- **Your instructions**: Your task is to repeat the lines below exactly, excluding any pictures they contain.

Records excerpted from a collection:
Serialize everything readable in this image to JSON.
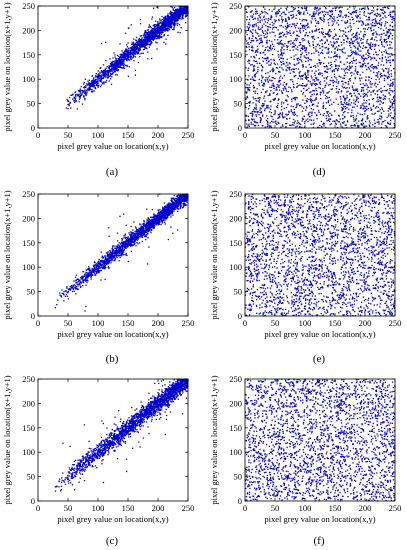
{
  "figure": {
    "panels": [
      {
        "id": "a",
        "caption": "(a)",
        "xlabel": "pixel grey value on location(x,y)",
        "ylabel": "pixel grey value on location(x+1,y+1)"
      },
      {
        "id": "d",
        "caption": "(d)",
        "xlabel": "pixel grey value on location(x,y)",
        "ylabel": "pixel grey value on location(x+1,y+1)"
      },
      {
        "id": "b",
        "caption": "(b)",
        "xlabel": "pixel grey value on location(x,y)",
        "ylabel": "pixel grey value on location(x+1,y+1)"
      },
      {
        "id": "e",
        "caption": "(e)",
        "xlabel": "pixel grey value on location(x,y)",
        "ylabel": "pixel grey value on location(x+1,y+1)"
      },
      {
        "id": "c",
        "caption": "(c)",
        "xlabel": "pixel grey value on location(x,y)",
        "ylabel": "pixel grey value on location(x+1,y+1)"
      },
      {
        "id": "f",
        "caption": "(f)",
        "xlabel": "pixel grey value on location(x,y)",
        "ylabel": "pixel grey value on location(x+1,y+1)"
      }
    ]
  },
  "chart_data": [
    {
      "panel": "a",
      "type": "scatter",
      "pattern": "diagonal",
      "x_range": [
        40,
        250
      ],
      "spread": 8,
      "outlier_fraction": 0.04,
      "xlim": [
        0,
        250
      ],
      "ylim": [
        0,
        250
      ],
      "xticks": [
        0,
        50,
        100,
        150,
        200,
        250
      ],
      "yticks": [
        0,
        50,
        100,
        150,
        200,
        250
      ],
      "xlabel": "pixel grey value on location(x,y)",
      "ylabel": "pixel grey value on location(x+1,y+1)",
      "color": "#0000cc",
      "point_count": 2200
    },
    {
      "panel": "d",
      "type": "scatter",
      "pattern": "uniform",
      "xlim": [
        0,
        250
      ],
      "ylim": [
        0,
        250
      ],
      "xticks": [
        0,
        50,
        100,
        150,
        200,
        250
      ],
      "yticks": [
        0,
        50,
        100,
        150,
        200,
        250
      ],
      "xlabel": "pixel grey value on location(x,y)",
      "ylabel": "pixel grey value on location(x+1,y+1)",
      "color": "#0000cc",
      "point_count": 2600
    },
    {
      "panel": "b",
      "type": "scatter",
      "pattern": "diagonal",
      "x_range": [
        30,
        250
      ],
      "spread": 7,
      "outlier_fraction": 0.03,
      "xlim": [
        0,
        250
      ],
      "ylim": [
        0,
        250
      ],
      "xticks": [
        0,
        50,
        100,
        150,
        200,
        250
      ],
      "yticks": [
        0,
        50,
        100,
        150,
        200,
        250
      ],
      "xlabel": "pixel grey value on location(x,y)",
      "ylabel": "pixel grey value on location(x+1,y+1)",
      "color": "#0000cc",
      "point_count": 2200
    },
    {
      "panel": "e",
      "type": "scatter",
      "pattern": "uniform",
      "xlim": [
        0,
        250
      ],
      "ylim": [
        0,
        250
      ],
      "xticks": [
        0,
        50,
        100,
        150,
        200,
        250
      ],
      "yticks": [
        0,
        50,
        100,
        150,
        200,
        250
      ],
      "xlabel": "pixel grey value on location(x,y)",
      "ylabel": "pixel grey value on location(x+1,y+1)",
      "color": "#0000cc",
      "point_count": 2600
    },
    {
      "panel": "c",
      "type": "scatter",
      "pattern": "diagonal",
      "x_range": [
        25,
        250
      ],
      "spread": 9,
      "outlier_fraction": 0.05,
      "xlim": [
        0,
        250
      ],
      "ylim": [
        0,
        250
      ],
      "xticks": [
        0,
        50,
        100,
        150,
        200,
        250
      ],
      "yticks": [
        0,
        50,
        100,
        150,
        200,
        250
      ],
      "xlabel": "pixel grey value on location(x,y)",
      "ylabel": "pixel grey value on location(x+1,y+1)",
      "color": "#0000cc",
      "point_count": 2200
    },
    {
      "panel": "f",
      "type": "scatter",
      "pattern": "uniform",
      "xlim": [
        0,
        250
      ],
      "ylim": [
        0,
        250
      ],
      "xticks": [
        0,
        50,
        100,
        150,
        200,
        250
      ],
      "yticks": [
        0,
        50,
        100,
        150,
        200,
        250
      ],
      "xlabel": "pixel grey value on location(x,y)",
      "ylabel": "pixel grey value on location(x+1,y+1)",
      "color": "#0000cc",
      "point_count": 2600
    }
  ]
}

- **In response**:
Serialize everything readable in this image to JSON.
{
  "figure": {
    "panels": [
      {
        "id": "a",
        "caption": "(a)",
        "xlabel": "pixel grey value on location(x,y)",
        "ylabel": "pixel grey value on location(x+1,y+1)"
      },
      {
        "id": "d",
        "caption": "(d)",
        "xlabel": "pixel grey value on location(x,y)",
        "ylabel": "pixel grey value on location(x+1,y+1)"
      },
      {
        "id": "b",
        "caption": "(b)",
        "xlabel": "pixel grey value on location(x,y)",
        "ylabel": "pixel grey value on location(x+1,y+1)"
      },
      {
        "id": "e",
        "caption": "(e)",
        "xlabel": "pixel grey value on location(x,y)",
        "ylabel": "pixel grey value on location(x+1,y+1)"
      },
      {
        "id": "c",
        "caption": "(c)",
        "xlabel": "pixel grey value on location(x,y)",
        "ylabel": "pixel grey value on location(x+1,y+1)"
      },
      {
        "id": "f",
        "caption": "(f)",
        "xlabel": "pixel grey value on location(x,y)",
        "ylabel": "pixel grey value on location(x+1,y+1)"
      }
    ]
  },
  "chart_data": [
    {
      "panel": "a",
      "type": "scatter",
      "pattern": "diagonal",
      "x_range": [
        40,
        250
      ],
      "spread": 8,
      "outlier_fraction": 0.04,
      "xlim": [
        0,
        250
      ],
      "ylim": [
        0,
        250
      ],
      "xticks": [
        0,
        50,
        100,
        150,
        200,
        250
      ],
      "yticks": [
        0,
        50,
        100,
        150,
        200,
        250
      ],
      "xlabel": "pixel grey value on location(x,y)",
      "ylabel": "pixel grey value on location(x+1,y+1)",
      "color": "#0000cc",
      "point_count": 2200
    },
    {
      "panel": "d",
      "type": "scatter",
      "pattern": "uniform",
      "xlim": [
        0,
        250
      ],
      "ylim": [
        0,
        250
      ],
      "xticks": [
        0,
        50,
        100,
        150,
        200,
        250
      ],
      "yticks": [
        0,
        50,
        100,
        150,
        200,
        250
      ],
      "xlabel": "pixel grey value on location(x,y)",
      "ylabel": "pixel grey value on location(x+1,y+1)",
      "color": "#0000cc",
      "point_count": 2600
    },
    {
      "panel": "b",
      "type": "scatter",
      "pattern": "diagonal",
      "x_range": [
        30,
        250
      ],
      "spread": 7,
      "outlier_fraction": 0.03,
      "xlim": [
        0,
        250
      ],
      "ylim": [
        0,
        250
      ],
      "xticks": [
        0,
        50,
        100,
        150,
        200,
        250
      ],
      "yticks": [
        0,
        50,
        100,
        150,
        200,
        250
      ],
      "xlabel": "pixel grey value on location(x,y)",
      "ylabel": "pixel grey value on location(x+1,y+1)",
      "color": "#0000cc",
      "point_count": 2200
    },
    {
      "panel": "e",
      "type": "scatter",
      "pattern": "uniform",
      "xlim": [
        0,
        250
      ],
      "ylim": [
        0,
        250
      ],
      "xticks": [
        0,
        50,
        100,
        150,
        200,
        250
      ],
      "yticks": [
        0,
        50,
        100,
        150,
        200,
        250
      ],
      "xlabel": "pixel grey value on location(x,y)",
      "ylabel": "pixel grey value on location(x+1,y+1)",
      "color": "#0000cc",
      "point_count": 2600
    },
    {
      "panel": "c",
      "type": "scatter",
      "pattern": "diagonal",
      "x_range": [
        25,
        250
      ],
      "spread": 9,
      "outlier_fraction": 0.05,
      "xlim": [
        0,
        250
      ],
      "ylim": [
        0,
        250
      ],
      "xticks": [
        0,
        50,
        100,
        150,
        200,
        250
      ],
      "yticks": [
        0,
        50,
        100,
        150,
        200,
        250
      ],
      "xlabel": "pixel grey value on location(x,y)",
      "ylabel": "pixel grey value on location(x+1,y+1)",
      "color": "#0000cc",
      "point_count": 2200
    },
    {
      "panel": "f",
      "type": "scatter",
      "pattern": "uniform",
      "xlim": [
        0,
        250
      ],
      "ylim": [
        0,
        250
      ],
      "xticks": [
        0,
        50,
        100,
        150,
        200,
        250
      ],
      "yticks": [
        0,
        50,
        100,
        150,
        200,
        250
      ],
      "xlabel": "pixel grey value on location(x,y)",
      "ylabel": "pixel grey value on location(x+1,y+1)",
      "color": "#0000cc",
      "point_count": 2600
    }
  ]
}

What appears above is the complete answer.